**Supplied text**

Let’s review a few of them, starting with the haproxy dashboard:

Datadog HAproxy dashboard

Datadog HAproxy dashboard

The only thing I’m not sure to understand yet, is how to look up the amount of current sessions, which is something relatively easy to set up using munin:

Munin haproxy sessions rate

Munin HAproxy sessions rate




Still, datadog metrics are relevant, the ‘2xx’ div is arguably more interesting than  some ‘error rate’ graph. And over all: these dashboards aggregate data for all your setup – unless configured otherwise. More comparable to collectd/graphite on that matter, than munin where I have to use separate tabs.

Datadog Nginx dashboard

Datadog Nginx dashboard

Datadog Nginx integration comes with two dashboards. We’ll only show one, the other one is less verbose, with pretty much the same data.

Again, I counting dropped connections instead of showing some “all-zeroes” graph is arguably more interesting, and definitely easier to read.

**Work item A**
According to the Datadog dashboards excerpt, how many dashboards come with the Datadog Nginx integration?
**Work item B**
For each statement, say whether it agrees with the Datadog dashboards excerpt, and quote the words that decide it.
(i) Looking up current sessions is relatively easy to set up using munin.
(ii) The Datadog dashboards show each part of the setup on separate tabs by default.
(iii) The excerpt shows both of the Nginx dashboards.
**Work item C**
Please extend the Datadog dashboards excerpt, picking up after its final sentence.
The rows are separate material and are not part of the Datadog dashboards excerpt.

**Dataset excerpts**
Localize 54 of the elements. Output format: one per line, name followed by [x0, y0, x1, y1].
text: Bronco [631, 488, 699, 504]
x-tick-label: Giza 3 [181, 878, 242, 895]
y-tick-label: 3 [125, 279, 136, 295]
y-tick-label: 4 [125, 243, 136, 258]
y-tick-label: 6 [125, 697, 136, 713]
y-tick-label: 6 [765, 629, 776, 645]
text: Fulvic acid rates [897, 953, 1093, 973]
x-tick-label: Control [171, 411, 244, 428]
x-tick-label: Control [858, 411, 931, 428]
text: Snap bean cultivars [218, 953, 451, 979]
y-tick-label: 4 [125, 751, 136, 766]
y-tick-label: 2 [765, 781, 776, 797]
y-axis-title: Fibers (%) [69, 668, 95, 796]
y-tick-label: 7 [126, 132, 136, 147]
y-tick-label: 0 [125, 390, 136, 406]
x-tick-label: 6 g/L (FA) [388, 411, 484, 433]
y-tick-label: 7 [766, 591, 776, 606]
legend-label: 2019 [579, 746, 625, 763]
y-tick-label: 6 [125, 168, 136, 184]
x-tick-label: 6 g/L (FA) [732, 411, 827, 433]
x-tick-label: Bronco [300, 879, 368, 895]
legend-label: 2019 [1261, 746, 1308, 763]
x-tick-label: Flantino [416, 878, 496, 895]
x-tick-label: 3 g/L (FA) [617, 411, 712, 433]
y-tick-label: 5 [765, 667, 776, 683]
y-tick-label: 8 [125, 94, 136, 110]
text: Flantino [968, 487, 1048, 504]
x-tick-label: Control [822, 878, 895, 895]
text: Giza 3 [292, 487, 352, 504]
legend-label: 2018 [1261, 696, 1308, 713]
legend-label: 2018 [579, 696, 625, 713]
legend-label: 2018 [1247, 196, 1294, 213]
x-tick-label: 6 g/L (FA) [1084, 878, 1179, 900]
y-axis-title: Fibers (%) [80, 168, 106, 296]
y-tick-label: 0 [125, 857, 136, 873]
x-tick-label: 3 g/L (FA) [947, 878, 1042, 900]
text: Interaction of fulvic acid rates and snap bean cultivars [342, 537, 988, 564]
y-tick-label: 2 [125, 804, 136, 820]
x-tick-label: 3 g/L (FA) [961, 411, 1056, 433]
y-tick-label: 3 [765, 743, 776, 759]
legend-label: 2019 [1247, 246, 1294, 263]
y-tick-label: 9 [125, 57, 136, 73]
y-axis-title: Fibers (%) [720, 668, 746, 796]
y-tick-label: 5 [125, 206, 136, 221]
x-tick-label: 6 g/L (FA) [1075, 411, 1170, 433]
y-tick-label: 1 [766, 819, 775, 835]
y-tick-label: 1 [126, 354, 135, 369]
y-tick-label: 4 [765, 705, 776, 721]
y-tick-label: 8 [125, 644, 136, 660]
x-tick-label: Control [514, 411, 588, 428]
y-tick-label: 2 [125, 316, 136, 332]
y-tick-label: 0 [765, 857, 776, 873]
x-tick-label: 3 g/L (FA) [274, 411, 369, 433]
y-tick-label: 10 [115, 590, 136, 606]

**Response box A**
Two.

**Response box B**
(i) Yes: "which is something relatively easy to set up using munin"
(ii) No: "these dashboards aggregate data for all your setup – unless configured otherwise"
(iii) No: "We’ll only show one"

**Response box C**
Datadog ElastiCache dashboard

Datadog ElastiCache dashboard

We won’t show them all. In our case, the Riak integration is pretty interesting as well. A few weeks ago, we were still using the Redis integration – since then, we moved to ElastiCache to avoid having to manage our cluster ourselves.

Datadog EC2 dashboard

Datadog EC2 dashboard

One of Datadog selling argument is that they are meant to deal with AWS. There’s a bunch of other plugins looking for ELB metrics, DynamoDB, ECS, RDS, … We won’t use most of them, though their EC2 plugin is interesting tracking overall resources usage.

In the end, I still haven’t answered my initial question: can datadog be used to alert us upon service failures. I have now two nagios servers, both sending SMS alerts, I’m not concerned about monitoring any more. Still it might be interesting to give it an other look later.

A downside I haven’t mentioned yet, is that your instances running Datadog agent need to connect to internet. Which may lead you to setting up HTTP proxies, with eventually some ELB or route53 internal records, to avoid adding a SPOF.
Or, as our provider did, attach public IPs to all their instances.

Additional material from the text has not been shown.